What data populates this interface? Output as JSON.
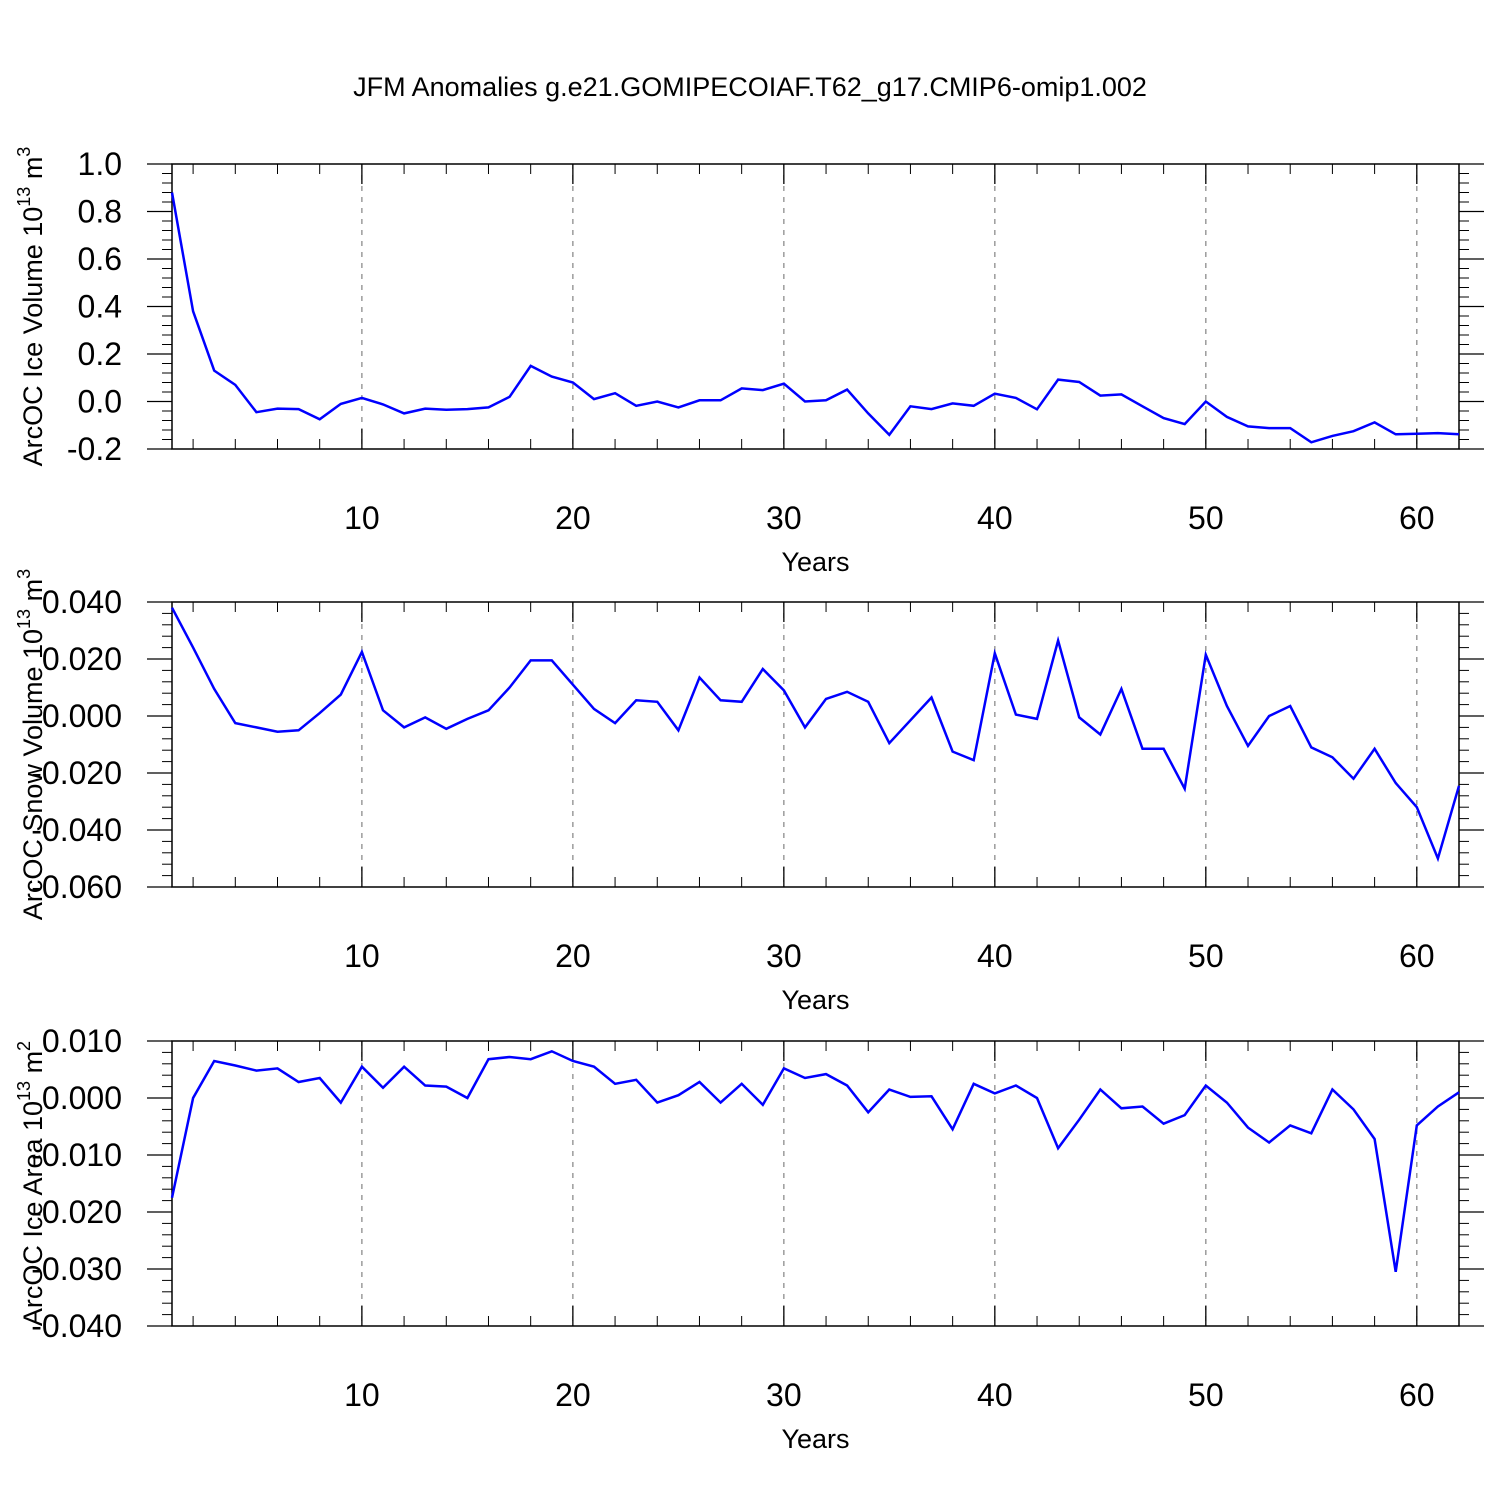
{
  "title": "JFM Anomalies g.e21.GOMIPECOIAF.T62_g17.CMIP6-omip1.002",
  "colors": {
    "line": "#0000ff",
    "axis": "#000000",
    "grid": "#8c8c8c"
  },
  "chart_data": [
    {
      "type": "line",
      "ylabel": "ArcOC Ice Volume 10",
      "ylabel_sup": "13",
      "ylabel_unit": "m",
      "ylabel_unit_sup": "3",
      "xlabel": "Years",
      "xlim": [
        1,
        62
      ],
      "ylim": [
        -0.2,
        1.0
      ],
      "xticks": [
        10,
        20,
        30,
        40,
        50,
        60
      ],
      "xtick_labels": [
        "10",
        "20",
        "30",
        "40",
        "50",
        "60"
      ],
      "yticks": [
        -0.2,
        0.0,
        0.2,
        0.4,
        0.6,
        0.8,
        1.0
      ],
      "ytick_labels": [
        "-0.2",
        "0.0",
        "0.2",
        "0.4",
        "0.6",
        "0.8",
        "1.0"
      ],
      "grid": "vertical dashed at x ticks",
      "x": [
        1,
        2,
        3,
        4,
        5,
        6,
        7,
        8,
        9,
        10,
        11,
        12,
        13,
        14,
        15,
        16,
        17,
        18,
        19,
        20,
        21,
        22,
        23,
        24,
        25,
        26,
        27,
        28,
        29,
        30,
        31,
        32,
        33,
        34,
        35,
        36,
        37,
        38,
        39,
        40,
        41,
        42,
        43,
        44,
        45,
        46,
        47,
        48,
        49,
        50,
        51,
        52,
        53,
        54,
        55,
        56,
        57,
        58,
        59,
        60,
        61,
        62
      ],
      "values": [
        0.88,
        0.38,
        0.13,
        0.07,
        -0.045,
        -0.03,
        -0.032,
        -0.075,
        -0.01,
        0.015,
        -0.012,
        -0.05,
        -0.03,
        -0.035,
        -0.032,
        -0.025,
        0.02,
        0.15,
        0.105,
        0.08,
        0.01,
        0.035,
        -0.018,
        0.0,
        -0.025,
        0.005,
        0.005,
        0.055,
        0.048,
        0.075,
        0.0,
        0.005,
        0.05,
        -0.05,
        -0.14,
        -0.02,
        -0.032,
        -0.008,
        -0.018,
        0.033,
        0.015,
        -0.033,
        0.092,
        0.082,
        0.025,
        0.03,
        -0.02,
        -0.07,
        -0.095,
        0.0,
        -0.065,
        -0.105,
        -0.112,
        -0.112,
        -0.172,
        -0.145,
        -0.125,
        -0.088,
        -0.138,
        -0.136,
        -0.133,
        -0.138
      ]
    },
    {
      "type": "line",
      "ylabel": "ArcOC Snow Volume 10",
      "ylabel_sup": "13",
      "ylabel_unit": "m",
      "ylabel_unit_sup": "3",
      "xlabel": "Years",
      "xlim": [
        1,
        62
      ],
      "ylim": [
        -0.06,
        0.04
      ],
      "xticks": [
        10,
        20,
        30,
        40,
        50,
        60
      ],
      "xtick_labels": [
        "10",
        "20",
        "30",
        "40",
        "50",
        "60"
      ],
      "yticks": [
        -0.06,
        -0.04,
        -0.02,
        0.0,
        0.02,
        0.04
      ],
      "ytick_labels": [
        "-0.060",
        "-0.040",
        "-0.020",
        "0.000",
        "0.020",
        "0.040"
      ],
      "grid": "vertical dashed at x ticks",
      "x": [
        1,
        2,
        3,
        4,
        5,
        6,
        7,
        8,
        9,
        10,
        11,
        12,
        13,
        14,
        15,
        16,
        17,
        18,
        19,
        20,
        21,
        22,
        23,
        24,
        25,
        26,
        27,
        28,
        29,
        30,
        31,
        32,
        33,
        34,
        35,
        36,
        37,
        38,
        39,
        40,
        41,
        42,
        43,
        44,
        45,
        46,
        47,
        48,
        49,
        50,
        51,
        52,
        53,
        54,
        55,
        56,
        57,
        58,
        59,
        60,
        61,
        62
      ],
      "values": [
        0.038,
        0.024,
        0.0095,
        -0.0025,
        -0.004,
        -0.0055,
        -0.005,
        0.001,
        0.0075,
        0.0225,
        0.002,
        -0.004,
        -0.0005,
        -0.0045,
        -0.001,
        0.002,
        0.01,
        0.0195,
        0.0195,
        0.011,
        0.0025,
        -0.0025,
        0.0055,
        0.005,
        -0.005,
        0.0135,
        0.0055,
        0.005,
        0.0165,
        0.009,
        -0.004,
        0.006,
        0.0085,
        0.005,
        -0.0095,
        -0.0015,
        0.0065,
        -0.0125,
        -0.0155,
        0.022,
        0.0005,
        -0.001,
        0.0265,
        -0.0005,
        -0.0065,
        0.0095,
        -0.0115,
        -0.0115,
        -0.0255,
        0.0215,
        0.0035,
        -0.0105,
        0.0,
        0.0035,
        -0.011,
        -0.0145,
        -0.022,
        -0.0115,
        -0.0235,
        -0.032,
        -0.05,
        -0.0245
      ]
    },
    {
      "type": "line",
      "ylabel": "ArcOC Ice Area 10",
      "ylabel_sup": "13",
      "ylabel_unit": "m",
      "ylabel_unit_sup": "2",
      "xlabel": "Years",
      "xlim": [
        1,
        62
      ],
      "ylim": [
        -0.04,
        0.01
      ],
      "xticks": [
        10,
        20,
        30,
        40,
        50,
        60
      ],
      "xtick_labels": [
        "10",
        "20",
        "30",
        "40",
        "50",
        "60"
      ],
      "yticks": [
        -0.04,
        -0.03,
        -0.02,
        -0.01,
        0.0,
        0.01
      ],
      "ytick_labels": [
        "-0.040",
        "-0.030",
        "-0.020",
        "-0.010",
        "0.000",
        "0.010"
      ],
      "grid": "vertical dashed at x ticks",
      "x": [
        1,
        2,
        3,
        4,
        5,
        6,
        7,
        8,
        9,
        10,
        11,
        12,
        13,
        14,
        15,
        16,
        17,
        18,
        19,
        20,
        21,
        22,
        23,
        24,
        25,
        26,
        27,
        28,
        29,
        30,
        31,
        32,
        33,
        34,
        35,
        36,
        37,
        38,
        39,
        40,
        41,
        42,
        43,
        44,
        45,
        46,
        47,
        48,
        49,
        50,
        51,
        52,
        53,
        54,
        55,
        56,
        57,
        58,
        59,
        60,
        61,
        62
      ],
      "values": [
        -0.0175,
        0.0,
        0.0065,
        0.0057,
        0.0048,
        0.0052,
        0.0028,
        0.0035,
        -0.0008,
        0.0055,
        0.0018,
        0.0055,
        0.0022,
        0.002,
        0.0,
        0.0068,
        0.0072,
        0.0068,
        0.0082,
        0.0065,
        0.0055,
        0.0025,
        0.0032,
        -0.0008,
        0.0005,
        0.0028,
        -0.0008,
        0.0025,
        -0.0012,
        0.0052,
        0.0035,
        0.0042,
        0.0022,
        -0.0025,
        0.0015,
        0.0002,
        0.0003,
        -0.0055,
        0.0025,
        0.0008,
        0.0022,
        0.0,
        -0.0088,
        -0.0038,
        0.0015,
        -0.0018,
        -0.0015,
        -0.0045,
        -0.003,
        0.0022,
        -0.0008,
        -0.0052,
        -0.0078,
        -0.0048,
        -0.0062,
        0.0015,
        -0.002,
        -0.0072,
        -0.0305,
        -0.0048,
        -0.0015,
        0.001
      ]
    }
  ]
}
━━━━━━
* **Set exercise**
Repeat the material above verbatim, with no pictures in the output.

* **Answer to this problem**
What data populates this interface? Output as JSON.
{
  "title": "JFM Anomalies g.e21.GOMIPECOIAF.T62_g17.CMIP6-omip1.002",
  "colors": {
    "line": "#0000ff",
    "axis": "#000000",
    "grid": "#8c8c8c"
  },
  "chart_data": [
    {
      "type": "line",
      "ylabel": "ArcOC Ice Volume 10",
      "ylabel_sup": "13",
      "ylabel_unit": "m",
      "ylabel_unit_sup": "3",
      "xlabel": "Years",
      "xlim": [
        1,
        62
      ],
      "ylim": [
        -0.2,
        1.0
      ],
      "xticks": [
        10,
        20,
        30,
        40,
        50,
        60
      ],
      "xtick_labels": [
        "10",
        "20",
        "30",
        "40",
        "50",
        "60"
      ],
      "yticks": [
        -0.2,
        0.0,
        0.2,
        0.4,
        0.6,
        0.8,
        1.0
      ],
      "ytick_labels": [
        "-0.2",
        "0.0",
        "0.2",
        "0.4",
        "0.6",
        "0.8",
        "1.0"
      ],
      "grid": "vertical dashed at x ticks",
      "x": [
        1,
        2,
        3,
        4,
        5,
        6,
        7,
        8,
        9,
        10,
        11,
        12,
        13,
        14,
        15,
        16,
        17,
        18,
        19,
        20,
        21,
        22,
        23,
        24,
        25,
        26,
        27,
        28,
        29,
        30,
        31,
        32,
        33,
        34,
        35,
        36,
        37,
        38,
        39,
        40,
        41,
        42,
        43,
        44,
        45,
        46,
        47,
        48,
        49,
        50,
        51,
        52,
        53,
        54,
        55,
        56,
        57,
        58,
        59,
        60,
        61,
        62
      ],
      "values": [
        0.88,
        0.38,
        0.13,
        0.07,
        -0.045,
        -0.03,
        -0.032,
        -0.075,
        -0.01,
        0.015,
        -0.012,
        -0.05,
        -0.03,
        -0.035,
        -0.032,
        -0.025,
        0.02,
        0.15,
        0.105,
        0.08,
        0.01,
        0.035,
        -0.018,
        0.0,
        -0.025,
        0.005,
        0.005,
        0.055,
        0.048,
        0.075,
        0.0,
        0.005,
        0.05,
        -0.05,
        -0.14,
        -0.02,
        -0.032,
        -0.008,
        -0.018,
        0.033,
        0.015,
        -0.033,
        0.092,
        0.082,
        0.025,
        0.03,
        -0.02,
        -0.07,
        -0.095,
        0.0,
        -0.065,
        -0.105,
        -0.112,
        -0.112,
        -0.172,
        -0.145,
        -0.125,
        -0.088,
        -0.138,
        -0.136,
        -0.133,
        -0.138
      ]
    },
    {
      "type": "line",
      "ylabel": "ArcOC Snow Volume 10",
      "ylabel_sup": "13",
      "ylabel_unit": "m",
      "ylabel_unit_sup": "3",
      "xlabel": "Years",
      "xlim": [
        1,
        62
      ],
      "ylim": [
        -0.06,
        0.04
      ],
      "xticks": [
        10,
        20,
        30,
        40,
        50,
        60
      ],
      "xtick_labels": [
        "10",
        "20",
        "30",
        "40",
        "50",
        "60"
      ],
      "yticks": [
        -0.06,
        -0.04,
        -0.02,
        0.0,
        0.02,
        0.04
      ],
      "ytick_labels": [
        "-0.060",
        "-0.040",
        "-0.020",
        "0.000",
        "0.020",
        "0.040"
      ],
      "grid": "vertical dashed at x ticks",
      "x": [
        1,
        2,
        3,
        4,
        5,
        6,
        7,
        8,
        9,
        10,
        11,
        12,
        13,
        14,
        15,
        16,
        17,
        18,
        19,
        20,
        21,
        22,
        23,
        24,
        25,
        26,
        27,
        28,
        29,
        30,
        31,
        32,
        33,
        34,
        35,
        36,
        37,
        38,
        39,
        40,
        41,
        42,
        43,
        44,
        45,
        46,
        47,
        48,
        49,
        50,
        51,
        52,
        53,
        54,
        55,
        56,
        57,
        58,
        59,
        60,
        61,
        62
      ],
      "values": [
        0.038,
        0.024,
        0.0095,
        -0.0025,
        -0.004,
        -0.0055,
        -0.005,
        0.001,
        0.0075,
        0.0225,
        0.002,
        -0.004,
        -0.0005,
        -0.0045,
        -0.001,
        0.002,
        0.01,
        0.0195,
        0.0195,
        0.011,
        0.0025,
        -0.0025,
        0.0055,
        0.005,
        -0.005,
        0.0135,
        0.0055,
        0.005,
        0.0165,
        0.009,
        -0.004,
        0.006,
        0.0085,
        0.005,
        -0.0095,
        -0.0015,
        0.0065,
        -0.0125,
        -0.0155,
        0.022,
        0.0005,
        -0.001,
        0.0265,
        -0.0005,
        -0.0065,
        0.0095,
        -0.0115,
        -0.0115,
        -0.0255,
        0.0215,
        0.0035,
        -0.0105,
        0.0,
        0.0035,
        -0.011,
        -0.0145,
        -0.022,
        -0.0115,
        -0.0235,
        -0.032,
        -0.05,
        -0.0245
      ]
    },
    {
      "type": "line",
      "ylabel": "ArcOC Ice Area 10",
      "ylabel_sup": "13",
      "ylabel_unit": "m",
      "ylabel_unit_sup": "2",
      "xlabel": "Years",
      "xlim": [
        1,
        62
      ],
      "ylim": [
        -0.04,
        0.01
      ],
      "xticks": [
        10,
        20,
        30,
        40,
        50,
        60
      ],
      "xtick_labels": [
        "10",
        "20",
        "30",
        "40",
        "50",
        "60"
      ],
      "yticks": [
        -0.04,
        -0.03,
        -0.02,
        -0.01,
        0.0,
        0.01
      ],
      "ytick_labels": [
        "-0.040",
        "-0.030",
        "-0.020",
        "-0.010",
        "0.000",
        "0.010"
      ],
      "grid": "vertical dashed at x ticks",
      "x": [
        1,
        2,
        3,
        4,
        5,
        6,
        7,
        8,
        9,
        10,
        11,
        12,
        13,
        14,
        15,
        16,
        17,
        18,
        19,
        20,
        21,
        22,
        23,
        24,
        25,
        26,
        27,
        28,
        29,
        30,
        31,
        32,
        33,
        34,
        35,
        36,
        37,
        38,
        39,
        40,
        41,
        42,
        43,
        44,
        45,
        46,
        47,
        48,
        49,
        50,
        51,
        52,
        53,
        54,
        55,
        56,
        57,
        58,
        59,
        60,
        61,
        62
      ],
      "values": [
        -0.0175,
        0.0,
        0.0065,
        0.0057,
        0.0048,
        0.0052,
        0.0028,
        0.0035,
        -0.0008,
        0.0055,
        0.0018,
        0.0055,
        0.0022,
        0.002,
        0.0,
        0.0068,
        0.0072,
        0.0068,
        0.0082,
        0.0065,
        0.0055,
        0.0025,
        0.0032,
        -0.0008,
        0.0005,
        0.0028,
        -0.0008,
        0.0025,
        -0.0012,
        0.0052,
        0.0035,
        0.0042,
        0.0022,
        -0.0025,
        0.0015,
        0.0002,
        0.0003,
        -0.0055,
        0.0025,
        0.0008,
        0.0022,
        0.0,
        -0.0088,
        -0.0038,
        0.0015,
        -0.0018,
        -0.0015,
        -0.0045,
        -0.003,
        0.0022,
        -0.0008,
        -0.0052,
        -0.0078,
        -0.0048,
        -0.0062,
        0.0015,
        -0.002,
        -0.0072,
        -0.0305,
        -0.0048,
        -0.0015,
        0.001
      ]
    }
  ]
}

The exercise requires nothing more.